AVAILABLE DATA:
## Start

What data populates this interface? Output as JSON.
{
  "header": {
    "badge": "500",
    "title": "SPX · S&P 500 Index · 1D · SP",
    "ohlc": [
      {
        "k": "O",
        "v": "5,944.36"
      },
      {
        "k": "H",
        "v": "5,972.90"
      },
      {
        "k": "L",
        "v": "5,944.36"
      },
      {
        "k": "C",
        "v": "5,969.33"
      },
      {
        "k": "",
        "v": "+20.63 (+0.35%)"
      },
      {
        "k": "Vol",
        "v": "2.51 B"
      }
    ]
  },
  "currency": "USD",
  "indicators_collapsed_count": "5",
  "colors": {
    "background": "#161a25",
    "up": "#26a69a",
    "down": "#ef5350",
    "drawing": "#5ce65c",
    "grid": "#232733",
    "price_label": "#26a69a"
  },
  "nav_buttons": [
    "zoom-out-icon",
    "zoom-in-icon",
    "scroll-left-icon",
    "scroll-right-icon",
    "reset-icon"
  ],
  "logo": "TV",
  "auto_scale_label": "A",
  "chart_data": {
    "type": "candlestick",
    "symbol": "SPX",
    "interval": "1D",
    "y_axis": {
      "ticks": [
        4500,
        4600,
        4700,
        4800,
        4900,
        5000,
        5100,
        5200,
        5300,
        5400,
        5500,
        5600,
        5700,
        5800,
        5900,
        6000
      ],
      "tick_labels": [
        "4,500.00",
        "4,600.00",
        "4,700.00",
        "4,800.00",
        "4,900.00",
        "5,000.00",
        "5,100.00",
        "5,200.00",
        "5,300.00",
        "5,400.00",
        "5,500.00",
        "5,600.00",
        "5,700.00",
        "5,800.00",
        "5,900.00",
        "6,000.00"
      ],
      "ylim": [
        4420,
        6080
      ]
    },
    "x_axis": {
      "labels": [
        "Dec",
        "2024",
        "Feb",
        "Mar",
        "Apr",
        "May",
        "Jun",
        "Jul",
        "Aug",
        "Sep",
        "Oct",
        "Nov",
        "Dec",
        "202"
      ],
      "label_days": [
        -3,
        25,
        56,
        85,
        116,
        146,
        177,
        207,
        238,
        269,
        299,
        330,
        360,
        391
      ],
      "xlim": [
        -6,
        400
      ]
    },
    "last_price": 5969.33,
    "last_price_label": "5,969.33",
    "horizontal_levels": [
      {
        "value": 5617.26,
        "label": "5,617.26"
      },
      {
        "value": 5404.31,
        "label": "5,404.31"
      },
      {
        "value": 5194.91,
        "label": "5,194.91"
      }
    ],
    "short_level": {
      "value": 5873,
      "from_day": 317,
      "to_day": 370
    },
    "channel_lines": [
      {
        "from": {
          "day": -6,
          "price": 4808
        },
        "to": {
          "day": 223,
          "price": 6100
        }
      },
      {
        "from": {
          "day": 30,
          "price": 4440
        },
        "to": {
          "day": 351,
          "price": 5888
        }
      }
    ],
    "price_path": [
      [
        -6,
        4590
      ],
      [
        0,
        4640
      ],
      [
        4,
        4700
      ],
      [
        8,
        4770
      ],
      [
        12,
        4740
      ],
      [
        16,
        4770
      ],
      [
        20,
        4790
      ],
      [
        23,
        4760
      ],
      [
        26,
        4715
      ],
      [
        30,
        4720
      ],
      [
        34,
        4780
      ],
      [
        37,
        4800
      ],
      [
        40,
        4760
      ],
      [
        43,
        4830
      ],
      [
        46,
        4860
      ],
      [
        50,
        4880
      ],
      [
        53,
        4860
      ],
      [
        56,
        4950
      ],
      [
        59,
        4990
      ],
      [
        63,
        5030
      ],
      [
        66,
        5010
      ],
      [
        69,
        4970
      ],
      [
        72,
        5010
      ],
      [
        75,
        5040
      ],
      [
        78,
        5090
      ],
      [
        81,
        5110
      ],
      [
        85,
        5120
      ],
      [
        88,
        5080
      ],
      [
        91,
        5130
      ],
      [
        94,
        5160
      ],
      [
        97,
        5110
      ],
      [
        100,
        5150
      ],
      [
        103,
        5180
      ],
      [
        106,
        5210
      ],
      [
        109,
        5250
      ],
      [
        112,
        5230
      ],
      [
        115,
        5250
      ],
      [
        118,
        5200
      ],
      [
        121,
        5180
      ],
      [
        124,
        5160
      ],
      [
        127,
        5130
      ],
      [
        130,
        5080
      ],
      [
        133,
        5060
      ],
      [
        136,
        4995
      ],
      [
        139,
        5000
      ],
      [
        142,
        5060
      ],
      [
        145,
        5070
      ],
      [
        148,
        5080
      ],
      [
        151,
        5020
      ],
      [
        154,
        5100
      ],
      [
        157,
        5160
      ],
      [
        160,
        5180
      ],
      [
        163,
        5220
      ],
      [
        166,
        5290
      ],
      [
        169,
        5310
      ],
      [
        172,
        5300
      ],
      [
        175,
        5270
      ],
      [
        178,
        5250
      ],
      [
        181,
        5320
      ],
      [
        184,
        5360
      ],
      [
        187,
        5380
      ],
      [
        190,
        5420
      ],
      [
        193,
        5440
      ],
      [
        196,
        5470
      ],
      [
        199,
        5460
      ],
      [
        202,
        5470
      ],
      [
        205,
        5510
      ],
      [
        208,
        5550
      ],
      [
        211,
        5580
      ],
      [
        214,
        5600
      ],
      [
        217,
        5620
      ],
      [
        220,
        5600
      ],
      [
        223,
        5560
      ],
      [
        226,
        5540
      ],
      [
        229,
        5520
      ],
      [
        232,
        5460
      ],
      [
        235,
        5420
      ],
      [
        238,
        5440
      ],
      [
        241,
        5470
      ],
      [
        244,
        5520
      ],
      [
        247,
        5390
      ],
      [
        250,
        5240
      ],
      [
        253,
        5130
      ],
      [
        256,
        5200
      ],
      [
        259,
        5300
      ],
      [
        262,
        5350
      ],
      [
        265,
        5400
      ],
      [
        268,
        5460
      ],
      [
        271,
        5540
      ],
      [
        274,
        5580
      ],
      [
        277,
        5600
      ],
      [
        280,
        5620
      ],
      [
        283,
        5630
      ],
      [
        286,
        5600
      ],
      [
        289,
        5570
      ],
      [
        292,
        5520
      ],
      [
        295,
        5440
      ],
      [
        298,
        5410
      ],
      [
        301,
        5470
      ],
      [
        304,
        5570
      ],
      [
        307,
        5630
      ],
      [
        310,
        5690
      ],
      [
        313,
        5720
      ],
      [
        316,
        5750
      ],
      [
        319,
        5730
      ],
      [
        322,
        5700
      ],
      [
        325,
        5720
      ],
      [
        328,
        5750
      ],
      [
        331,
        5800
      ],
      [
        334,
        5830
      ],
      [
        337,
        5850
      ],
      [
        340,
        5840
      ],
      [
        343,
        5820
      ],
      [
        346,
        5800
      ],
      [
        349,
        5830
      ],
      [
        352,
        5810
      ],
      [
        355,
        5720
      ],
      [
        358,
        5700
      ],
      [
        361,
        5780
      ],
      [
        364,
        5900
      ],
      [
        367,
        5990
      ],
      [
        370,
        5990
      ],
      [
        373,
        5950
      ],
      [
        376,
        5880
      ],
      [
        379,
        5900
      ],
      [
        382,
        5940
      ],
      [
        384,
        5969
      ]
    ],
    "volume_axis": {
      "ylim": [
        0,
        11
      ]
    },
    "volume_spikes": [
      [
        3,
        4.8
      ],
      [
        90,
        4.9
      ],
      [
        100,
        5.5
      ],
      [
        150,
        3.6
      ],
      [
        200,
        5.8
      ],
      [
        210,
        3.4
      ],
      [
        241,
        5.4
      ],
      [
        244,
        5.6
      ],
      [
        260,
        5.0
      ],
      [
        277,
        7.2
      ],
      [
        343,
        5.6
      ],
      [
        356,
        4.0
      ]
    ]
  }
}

## End

WHAT THE EXERCISE ASKS:
From the entries above, select each line containing the string "value".

THE COMPLETED TASK:
        "value": 5617.26,
        "value": 5404.31,
        "value": 5194.91,
      "value": 5873,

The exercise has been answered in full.